- **MATERIALS PROVIDED**:
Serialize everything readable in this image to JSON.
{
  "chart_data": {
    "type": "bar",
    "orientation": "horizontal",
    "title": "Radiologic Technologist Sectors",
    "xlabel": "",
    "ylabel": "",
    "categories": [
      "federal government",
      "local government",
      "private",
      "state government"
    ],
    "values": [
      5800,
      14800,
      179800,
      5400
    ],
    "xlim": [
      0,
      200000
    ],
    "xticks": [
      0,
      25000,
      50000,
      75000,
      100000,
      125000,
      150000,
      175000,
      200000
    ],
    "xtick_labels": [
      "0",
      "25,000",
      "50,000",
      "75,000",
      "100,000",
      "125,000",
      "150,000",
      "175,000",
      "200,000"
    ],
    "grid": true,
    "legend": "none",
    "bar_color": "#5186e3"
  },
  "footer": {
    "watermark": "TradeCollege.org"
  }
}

- **STATED PROBLEM**:
Each record should come back exactly as written.

- **RESPONSE**:
Serialize everything readable in this image to JSON.
{
  "chart_data": {
    "type": "bar",
    "orientation": "horizontal",
    "title": "Radiologic Technologist Sectors",
    "xlabel": "",
    "ylabel": "",
    "categories": [
      "federal government",
      "local government",
      "private",
      "state government"
    ],
    "values": [
      5800,
      14800,
      179800,
      5400
    ],
    "xlim": [
      0,
      200000
    ],
    "xticks": [
      0,
      25000,
      50000,
      75000,
      100000,
      125000,
      150000,
      175000,
      200000
    ],
    "xtick_labels": [
      "0",
      "25,000",
      "50,000",
      "75,000",
      "100,000",
      "125,000",
      "150,000",
      "175,000",
      "200,000"
    ],
    "grid": true,
    "legend": "none",
    "bar_color": "#5186e3"
  },
  "footer": {
    "watermark": "TradeCollege.org"
  }
}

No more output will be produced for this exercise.